Scan the material below for lines with the word "ASSY" and report how many there are, with nothing added.
--- START OF Records provided ---
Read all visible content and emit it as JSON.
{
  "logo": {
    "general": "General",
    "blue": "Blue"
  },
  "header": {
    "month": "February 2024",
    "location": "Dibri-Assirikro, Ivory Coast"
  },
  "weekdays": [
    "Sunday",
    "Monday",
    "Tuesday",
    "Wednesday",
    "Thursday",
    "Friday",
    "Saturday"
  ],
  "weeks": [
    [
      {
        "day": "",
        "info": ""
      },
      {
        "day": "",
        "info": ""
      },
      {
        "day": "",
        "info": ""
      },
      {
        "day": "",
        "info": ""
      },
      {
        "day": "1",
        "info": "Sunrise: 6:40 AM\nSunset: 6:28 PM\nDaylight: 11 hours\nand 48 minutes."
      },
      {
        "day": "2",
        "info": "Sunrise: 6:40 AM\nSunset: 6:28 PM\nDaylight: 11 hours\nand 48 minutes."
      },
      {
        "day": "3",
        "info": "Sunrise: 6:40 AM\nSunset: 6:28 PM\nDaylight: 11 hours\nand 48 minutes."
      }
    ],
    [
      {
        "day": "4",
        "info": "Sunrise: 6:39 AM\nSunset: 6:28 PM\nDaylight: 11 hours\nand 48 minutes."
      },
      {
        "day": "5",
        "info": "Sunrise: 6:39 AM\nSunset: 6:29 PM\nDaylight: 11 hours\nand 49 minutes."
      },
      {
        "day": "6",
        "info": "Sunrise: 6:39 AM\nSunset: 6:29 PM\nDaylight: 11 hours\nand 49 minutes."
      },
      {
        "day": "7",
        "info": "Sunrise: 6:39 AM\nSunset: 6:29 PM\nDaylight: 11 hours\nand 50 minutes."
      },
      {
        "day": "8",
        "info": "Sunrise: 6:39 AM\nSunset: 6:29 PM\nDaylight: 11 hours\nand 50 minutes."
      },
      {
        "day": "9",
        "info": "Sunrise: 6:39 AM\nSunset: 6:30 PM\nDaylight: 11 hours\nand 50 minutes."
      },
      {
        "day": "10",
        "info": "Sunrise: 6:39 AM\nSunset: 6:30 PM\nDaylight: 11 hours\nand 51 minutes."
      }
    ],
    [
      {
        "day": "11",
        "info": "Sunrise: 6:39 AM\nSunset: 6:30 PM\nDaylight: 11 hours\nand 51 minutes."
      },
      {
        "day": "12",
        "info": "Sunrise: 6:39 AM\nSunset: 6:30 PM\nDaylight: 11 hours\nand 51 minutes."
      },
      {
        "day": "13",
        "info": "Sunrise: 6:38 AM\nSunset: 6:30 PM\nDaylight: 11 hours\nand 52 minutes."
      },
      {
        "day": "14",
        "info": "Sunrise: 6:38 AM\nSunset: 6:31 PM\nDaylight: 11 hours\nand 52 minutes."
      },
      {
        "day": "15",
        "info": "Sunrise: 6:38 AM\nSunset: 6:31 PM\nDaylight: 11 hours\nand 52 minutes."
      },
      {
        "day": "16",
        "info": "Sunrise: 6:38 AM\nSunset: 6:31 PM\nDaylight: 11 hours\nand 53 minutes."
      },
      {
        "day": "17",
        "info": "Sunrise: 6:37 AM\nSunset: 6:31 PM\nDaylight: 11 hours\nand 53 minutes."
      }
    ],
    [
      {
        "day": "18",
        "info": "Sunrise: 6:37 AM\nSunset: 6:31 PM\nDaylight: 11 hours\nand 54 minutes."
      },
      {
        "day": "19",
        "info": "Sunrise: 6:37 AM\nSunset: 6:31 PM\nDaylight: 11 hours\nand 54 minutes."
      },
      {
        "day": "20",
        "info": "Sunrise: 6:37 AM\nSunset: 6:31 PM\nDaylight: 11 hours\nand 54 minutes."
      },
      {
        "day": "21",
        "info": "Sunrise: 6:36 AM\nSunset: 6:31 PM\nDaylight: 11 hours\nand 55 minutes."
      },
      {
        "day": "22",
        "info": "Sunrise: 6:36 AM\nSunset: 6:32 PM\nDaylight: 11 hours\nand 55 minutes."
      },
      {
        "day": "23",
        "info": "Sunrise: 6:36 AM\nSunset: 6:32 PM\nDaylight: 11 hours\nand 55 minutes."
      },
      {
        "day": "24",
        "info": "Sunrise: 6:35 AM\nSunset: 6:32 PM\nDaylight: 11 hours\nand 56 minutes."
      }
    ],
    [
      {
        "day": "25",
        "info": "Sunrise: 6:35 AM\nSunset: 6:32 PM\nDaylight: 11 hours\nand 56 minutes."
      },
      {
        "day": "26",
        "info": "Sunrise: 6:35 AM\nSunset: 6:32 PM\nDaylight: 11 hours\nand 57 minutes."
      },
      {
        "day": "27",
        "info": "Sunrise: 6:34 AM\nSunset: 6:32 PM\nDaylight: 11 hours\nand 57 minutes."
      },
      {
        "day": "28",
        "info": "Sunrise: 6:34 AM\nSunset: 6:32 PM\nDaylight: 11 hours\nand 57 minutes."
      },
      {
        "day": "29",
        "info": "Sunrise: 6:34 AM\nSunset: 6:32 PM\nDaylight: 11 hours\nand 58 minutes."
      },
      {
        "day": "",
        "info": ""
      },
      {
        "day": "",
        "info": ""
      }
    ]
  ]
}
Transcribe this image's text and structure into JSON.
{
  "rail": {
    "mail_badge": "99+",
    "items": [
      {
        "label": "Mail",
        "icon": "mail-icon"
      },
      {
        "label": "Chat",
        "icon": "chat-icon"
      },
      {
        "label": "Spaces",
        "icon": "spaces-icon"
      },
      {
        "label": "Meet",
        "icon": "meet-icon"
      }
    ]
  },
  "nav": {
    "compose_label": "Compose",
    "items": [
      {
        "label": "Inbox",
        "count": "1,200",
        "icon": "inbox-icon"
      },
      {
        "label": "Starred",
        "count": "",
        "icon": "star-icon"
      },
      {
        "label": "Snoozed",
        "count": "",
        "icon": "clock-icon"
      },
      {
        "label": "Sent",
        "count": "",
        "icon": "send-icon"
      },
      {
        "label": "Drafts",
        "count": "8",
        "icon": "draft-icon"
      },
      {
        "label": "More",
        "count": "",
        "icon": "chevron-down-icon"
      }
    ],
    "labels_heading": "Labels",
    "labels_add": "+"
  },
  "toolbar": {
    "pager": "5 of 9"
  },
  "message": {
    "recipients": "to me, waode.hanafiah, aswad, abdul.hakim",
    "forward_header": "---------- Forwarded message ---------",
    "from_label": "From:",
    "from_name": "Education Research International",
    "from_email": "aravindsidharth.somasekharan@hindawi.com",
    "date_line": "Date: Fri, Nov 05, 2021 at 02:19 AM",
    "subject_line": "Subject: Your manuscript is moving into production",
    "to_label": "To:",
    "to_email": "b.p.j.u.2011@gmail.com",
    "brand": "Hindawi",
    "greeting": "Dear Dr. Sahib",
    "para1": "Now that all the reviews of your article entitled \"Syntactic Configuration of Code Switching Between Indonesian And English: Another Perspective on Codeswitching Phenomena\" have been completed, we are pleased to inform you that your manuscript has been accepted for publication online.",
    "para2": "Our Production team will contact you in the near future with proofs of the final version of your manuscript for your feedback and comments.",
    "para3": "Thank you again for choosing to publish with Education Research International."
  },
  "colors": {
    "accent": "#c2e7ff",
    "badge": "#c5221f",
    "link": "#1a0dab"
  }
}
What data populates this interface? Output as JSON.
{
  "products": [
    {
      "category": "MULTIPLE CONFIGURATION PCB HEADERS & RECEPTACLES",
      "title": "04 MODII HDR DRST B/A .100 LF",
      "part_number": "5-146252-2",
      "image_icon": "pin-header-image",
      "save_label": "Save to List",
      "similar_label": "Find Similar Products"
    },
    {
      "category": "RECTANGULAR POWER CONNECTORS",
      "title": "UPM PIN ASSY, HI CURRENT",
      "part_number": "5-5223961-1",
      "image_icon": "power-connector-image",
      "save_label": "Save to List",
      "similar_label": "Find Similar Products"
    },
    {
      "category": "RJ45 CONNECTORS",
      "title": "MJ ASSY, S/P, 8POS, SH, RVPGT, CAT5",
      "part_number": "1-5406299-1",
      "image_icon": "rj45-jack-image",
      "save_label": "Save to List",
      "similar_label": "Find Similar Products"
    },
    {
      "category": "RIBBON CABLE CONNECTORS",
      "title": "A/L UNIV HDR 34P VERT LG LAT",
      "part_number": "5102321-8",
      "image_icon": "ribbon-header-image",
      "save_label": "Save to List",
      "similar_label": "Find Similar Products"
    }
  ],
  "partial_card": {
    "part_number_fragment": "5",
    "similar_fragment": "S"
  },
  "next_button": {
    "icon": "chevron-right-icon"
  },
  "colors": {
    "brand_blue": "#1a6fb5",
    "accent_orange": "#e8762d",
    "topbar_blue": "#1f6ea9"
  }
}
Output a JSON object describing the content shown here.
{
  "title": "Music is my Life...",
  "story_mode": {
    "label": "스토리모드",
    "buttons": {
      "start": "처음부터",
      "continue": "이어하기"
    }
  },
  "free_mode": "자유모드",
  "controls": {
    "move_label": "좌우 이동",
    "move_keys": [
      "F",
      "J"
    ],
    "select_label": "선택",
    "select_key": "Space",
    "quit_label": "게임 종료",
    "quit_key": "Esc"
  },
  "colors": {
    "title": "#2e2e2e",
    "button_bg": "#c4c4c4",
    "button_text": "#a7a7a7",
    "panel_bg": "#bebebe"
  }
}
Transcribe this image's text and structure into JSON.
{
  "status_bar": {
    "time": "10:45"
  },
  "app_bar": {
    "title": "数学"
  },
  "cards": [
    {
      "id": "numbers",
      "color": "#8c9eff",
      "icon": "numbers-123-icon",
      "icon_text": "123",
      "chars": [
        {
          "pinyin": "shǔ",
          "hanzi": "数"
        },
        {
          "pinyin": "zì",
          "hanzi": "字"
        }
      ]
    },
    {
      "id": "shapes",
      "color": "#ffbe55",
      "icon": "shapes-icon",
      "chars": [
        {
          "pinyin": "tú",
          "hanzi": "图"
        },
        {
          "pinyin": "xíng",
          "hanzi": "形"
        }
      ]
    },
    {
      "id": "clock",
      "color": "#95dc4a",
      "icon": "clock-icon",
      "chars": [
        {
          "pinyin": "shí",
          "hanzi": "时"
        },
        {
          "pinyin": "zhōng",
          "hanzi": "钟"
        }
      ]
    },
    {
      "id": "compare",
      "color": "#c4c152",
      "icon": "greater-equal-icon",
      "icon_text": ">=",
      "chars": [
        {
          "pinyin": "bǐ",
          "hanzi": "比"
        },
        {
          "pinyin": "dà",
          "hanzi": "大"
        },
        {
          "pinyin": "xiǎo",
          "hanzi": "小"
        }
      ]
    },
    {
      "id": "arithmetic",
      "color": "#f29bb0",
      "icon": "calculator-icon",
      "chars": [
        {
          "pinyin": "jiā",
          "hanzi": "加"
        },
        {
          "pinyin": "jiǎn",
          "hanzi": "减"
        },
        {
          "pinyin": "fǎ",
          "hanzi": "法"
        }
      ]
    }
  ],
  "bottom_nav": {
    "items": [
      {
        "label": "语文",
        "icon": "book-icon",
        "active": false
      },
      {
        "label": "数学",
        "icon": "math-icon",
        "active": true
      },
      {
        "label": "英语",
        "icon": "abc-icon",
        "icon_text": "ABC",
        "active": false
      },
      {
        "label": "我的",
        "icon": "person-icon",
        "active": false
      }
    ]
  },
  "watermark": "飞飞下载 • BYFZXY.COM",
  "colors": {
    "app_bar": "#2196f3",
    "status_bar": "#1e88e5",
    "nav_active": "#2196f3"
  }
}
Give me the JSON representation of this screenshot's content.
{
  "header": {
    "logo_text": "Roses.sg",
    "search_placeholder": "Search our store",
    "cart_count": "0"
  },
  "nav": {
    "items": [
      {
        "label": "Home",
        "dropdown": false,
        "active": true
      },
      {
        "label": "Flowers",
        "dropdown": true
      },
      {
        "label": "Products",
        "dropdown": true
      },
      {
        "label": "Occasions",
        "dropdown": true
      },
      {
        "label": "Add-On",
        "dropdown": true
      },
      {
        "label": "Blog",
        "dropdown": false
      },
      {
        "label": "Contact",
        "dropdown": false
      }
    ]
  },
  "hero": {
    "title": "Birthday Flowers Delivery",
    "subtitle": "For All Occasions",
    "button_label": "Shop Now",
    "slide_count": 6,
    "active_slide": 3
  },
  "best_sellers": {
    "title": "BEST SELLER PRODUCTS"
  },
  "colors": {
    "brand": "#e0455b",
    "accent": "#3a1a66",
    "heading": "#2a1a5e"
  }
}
--- END OF Records provided ---
• _Exercise output_:
2